__Task details__
Copy out the line containing "What data populates" and each line after it, through the last one in the material, exactly as written.

>> begin Data for this task

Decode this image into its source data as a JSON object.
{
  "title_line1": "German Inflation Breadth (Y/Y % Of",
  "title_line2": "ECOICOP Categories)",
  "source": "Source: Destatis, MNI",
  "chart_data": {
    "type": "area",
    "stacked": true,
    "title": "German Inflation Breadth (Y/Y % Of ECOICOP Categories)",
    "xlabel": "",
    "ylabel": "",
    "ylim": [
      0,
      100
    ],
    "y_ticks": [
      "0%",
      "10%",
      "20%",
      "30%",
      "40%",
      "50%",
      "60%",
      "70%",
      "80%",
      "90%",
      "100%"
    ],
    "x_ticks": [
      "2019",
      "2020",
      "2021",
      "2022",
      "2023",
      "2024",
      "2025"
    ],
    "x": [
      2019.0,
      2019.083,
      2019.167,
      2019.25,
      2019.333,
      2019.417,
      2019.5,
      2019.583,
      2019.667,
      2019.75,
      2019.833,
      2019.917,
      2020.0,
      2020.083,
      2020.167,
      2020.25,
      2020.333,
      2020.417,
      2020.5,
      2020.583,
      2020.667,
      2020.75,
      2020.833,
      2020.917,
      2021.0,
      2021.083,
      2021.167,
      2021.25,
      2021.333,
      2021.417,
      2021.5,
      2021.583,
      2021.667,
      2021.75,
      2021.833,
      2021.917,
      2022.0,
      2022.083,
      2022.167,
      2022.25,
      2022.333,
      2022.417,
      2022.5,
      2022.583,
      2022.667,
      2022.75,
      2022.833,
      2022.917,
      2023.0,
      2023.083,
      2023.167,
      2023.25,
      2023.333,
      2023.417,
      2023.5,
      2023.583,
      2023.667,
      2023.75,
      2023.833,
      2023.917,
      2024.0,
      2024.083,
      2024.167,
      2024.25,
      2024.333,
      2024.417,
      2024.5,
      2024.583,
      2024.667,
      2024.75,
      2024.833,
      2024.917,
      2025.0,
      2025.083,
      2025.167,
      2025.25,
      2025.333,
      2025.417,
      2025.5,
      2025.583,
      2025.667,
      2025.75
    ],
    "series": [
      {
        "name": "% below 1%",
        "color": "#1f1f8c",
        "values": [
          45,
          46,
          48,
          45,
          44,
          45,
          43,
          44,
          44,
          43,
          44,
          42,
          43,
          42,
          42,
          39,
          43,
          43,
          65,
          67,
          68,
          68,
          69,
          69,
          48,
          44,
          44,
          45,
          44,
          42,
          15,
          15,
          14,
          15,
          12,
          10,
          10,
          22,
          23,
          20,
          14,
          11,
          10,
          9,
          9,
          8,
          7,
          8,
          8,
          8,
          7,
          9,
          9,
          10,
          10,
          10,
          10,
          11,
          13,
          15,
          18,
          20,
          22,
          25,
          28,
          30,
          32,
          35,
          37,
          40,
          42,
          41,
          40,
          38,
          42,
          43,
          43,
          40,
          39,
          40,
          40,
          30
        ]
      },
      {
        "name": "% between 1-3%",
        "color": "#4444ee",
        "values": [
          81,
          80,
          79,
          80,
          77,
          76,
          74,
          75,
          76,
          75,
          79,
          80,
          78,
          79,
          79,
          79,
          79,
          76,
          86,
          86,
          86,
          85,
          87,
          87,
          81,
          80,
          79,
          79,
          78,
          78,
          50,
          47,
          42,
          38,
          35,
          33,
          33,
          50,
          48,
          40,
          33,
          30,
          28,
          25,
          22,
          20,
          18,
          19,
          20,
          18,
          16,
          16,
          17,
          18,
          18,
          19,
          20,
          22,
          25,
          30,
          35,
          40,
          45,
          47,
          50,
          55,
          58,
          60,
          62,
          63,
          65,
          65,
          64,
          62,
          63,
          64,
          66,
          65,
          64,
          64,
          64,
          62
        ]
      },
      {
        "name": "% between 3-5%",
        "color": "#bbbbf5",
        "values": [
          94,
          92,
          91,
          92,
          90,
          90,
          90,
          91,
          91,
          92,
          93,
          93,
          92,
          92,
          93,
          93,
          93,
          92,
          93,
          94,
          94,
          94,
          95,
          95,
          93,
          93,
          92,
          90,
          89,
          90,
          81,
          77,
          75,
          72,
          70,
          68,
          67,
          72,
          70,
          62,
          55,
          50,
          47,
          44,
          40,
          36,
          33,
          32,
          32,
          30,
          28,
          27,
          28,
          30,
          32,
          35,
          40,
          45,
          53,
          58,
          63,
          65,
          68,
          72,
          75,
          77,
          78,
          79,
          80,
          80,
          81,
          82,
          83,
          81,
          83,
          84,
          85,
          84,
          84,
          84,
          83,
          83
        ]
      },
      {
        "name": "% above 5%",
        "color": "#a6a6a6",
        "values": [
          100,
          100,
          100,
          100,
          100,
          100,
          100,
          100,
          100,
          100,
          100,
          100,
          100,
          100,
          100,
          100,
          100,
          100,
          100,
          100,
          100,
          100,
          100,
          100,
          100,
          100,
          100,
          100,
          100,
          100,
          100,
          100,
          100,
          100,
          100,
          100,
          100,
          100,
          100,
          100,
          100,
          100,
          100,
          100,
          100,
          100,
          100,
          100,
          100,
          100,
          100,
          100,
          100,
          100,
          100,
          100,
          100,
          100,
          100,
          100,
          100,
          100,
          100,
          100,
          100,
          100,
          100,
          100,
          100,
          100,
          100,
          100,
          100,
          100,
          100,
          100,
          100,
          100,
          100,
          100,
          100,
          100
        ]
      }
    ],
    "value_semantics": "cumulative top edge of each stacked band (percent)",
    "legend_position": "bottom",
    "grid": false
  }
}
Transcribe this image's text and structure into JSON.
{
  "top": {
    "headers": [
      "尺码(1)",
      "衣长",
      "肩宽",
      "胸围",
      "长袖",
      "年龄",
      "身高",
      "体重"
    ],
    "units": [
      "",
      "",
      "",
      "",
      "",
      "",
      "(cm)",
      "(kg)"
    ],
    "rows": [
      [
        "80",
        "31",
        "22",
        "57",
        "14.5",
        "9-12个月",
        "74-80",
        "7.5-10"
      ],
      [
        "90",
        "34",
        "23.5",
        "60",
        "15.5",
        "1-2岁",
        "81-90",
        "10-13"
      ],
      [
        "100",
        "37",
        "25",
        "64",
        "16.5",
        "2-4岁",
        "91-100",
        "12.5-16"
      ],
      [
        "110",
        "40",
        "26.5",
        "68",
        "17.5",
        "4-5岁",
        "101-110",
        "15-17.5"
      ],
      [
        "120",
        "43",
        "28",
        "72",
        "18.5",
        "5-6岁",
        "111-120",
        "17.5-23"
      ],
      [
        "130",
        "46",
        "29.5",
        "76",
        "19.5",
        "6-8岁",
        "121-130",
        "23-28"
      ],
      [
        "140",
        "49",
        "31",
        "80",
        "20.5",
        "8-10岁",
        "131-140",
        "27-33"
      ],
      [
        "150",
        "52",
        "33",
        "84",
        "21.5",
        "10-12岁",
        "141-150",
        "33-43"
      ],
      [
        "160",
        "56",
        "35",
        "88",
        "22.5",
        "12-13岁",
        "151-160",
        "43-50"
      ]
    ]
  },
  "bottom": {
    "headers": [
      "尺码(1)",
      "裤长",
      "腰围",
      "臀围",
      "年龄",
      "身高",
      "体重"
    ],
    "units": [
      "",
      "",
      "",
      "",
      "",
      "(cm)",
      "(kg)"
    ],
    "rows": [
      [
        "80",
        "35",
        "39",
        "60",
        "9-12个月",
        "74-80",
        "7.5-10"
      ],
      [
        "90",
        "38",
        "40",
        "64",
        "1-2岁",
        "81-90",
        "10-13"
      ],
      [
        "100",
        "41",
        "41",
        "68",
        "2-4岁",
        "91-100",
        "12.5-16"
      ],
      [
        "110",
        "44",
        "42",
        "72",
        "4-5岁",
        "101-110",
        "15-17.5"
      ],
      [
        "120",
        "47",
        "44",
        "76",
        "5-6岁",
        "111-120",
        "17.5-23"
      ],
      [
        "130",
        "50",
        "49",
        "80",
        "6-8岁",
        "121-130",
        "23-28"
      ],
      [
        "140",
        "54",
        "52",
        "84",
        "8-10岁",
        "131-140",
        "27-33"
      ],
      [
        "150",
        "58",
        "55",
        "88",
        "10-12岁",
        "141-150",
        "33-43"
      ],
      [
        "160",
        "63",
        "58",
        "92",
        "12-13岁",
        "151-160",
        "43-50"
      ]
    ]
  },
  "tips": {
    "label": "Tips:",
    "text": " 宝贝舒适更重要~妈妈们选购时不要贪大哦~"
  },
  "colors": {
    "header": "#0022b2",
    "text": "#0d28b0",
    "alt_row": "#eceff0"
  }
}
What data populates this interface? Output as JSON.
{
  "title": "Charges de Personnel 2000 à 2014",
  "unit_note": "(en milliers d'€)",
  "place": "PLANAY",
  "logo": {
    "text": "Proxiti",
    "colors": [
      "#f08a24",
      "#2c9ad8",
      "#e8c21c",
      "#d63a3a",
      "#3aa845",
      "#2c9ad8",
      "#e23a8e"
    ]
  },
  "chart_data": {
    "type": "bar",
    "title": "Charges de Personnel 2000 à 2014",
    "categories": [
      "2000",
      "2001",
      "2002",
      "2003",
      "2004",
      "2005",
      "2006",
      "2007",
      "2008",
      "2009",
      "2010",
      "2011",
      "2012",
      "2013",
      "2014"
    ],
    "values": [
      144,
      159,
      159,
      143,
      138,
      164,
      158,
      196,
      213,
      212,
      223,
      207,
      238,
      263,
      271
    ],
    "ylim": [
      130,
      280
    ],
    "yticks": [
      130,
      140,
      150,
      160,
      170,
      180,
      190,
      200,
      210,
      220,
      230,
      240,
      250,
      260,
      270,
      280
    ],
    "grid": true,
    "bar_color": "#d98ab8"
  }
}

>> end Data for this task

__Problem solution__
What data populates this interface? Output as JSON.
{
  "title": "Charges de Personnel 2000 à 2014",
  "unit_note": "(en milliers d'€)",
  "place": "PLANAY",
  "logo": {
    "text": "Proxiti",
    "colors": [
      "#f08a24",
      "#2c9ad8",
      "#e8c21c",
      "#d63a3a",
      "#3aa845",
      "#2c9ad8",
      "#e23a8e"
    ]
  },
  "chart_data": {
    "type": "bar",
    "title": "Charges de Personnel 2000 à 2014",
    "categories": [
      "2000",
      "2001",
      "2002",
      "2003",
      "2004",
      "2005",
      "2006",
      "2007",
      "2008",
      "2009",
      "2010",
      "2011",
      "2012",
      "2013",
      "2014"
    ],
    "values": [
      144,
      159,
      159,
      143,
      138,
      164,
      158,
      196,
      213,
      212,
      223,
      207,
      238,
      263,
      271
    ],
    "ylim": [
      130,
      280
    ],
    "yticks": [
      130,
      140,
      150,
      160,
      170,
      180,
      190,
      200,
      210,
      220,
      230,
      240,
      250,
      260,
      270,
      280
    ],
    "grid": true,
    "bar_color": "#d98ab8"
  }
}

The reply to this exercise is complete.